(Stored data entries)
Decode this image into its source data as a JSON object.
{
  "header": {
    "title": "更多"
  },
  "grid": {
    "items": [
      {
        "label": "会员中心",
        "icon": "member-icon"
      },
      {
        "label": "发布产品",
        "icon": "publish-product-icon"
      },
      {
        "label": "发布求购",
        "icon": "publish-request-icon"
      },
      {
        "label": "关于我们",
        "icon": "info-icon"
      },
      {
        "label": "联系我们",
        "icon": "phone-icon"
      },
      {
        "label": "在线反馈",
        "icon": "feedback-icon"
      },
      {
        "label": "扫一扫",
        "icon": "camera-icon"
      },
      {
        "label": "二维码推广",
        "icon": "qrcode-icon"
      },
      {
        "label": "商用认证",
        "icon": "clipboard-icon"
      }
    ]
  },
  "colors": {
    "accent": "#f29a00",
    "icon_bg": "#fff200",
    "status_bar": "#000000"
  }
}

_Instruction_
Transcribe all of the lines in the records precisely.

_Expected output_
Decode this image into its source data as a JSON object.
{
  "header": {
    "title": "更多"
  },
  "grid": {
    "items": [
      {
        "label": "会员中心",
        "icon": "member-icon"
      },
      {
        "label": "发布产品",
        "icon": "publish-product-icon"
      },
      {
        "label": "发布求购",
        "icon": "publish-request-icon"
      },
      {
        "label": "关于我们",
        "icon": "info-icon"
      },
      {
        "label": "联系我们",
        "icon": "phone-icon"
      },
      {
        "label": "在线反馈",
        "icon": "feedback-icon"
      },
      {
        "label": "扫一扫",
        "icon": "camera-icon"
      },
      {
        "label": "二维码推广",
        "icon": "qrcode-icon"
      },
      {
        "label": "商用认证",
        "icon": "clipboard-icon"
      }
    ]
  },
  "colors": {
    "accent": "#f29a00",
    "icon_bg": "#fff200",
    "status_bar": "#000000"
  }
}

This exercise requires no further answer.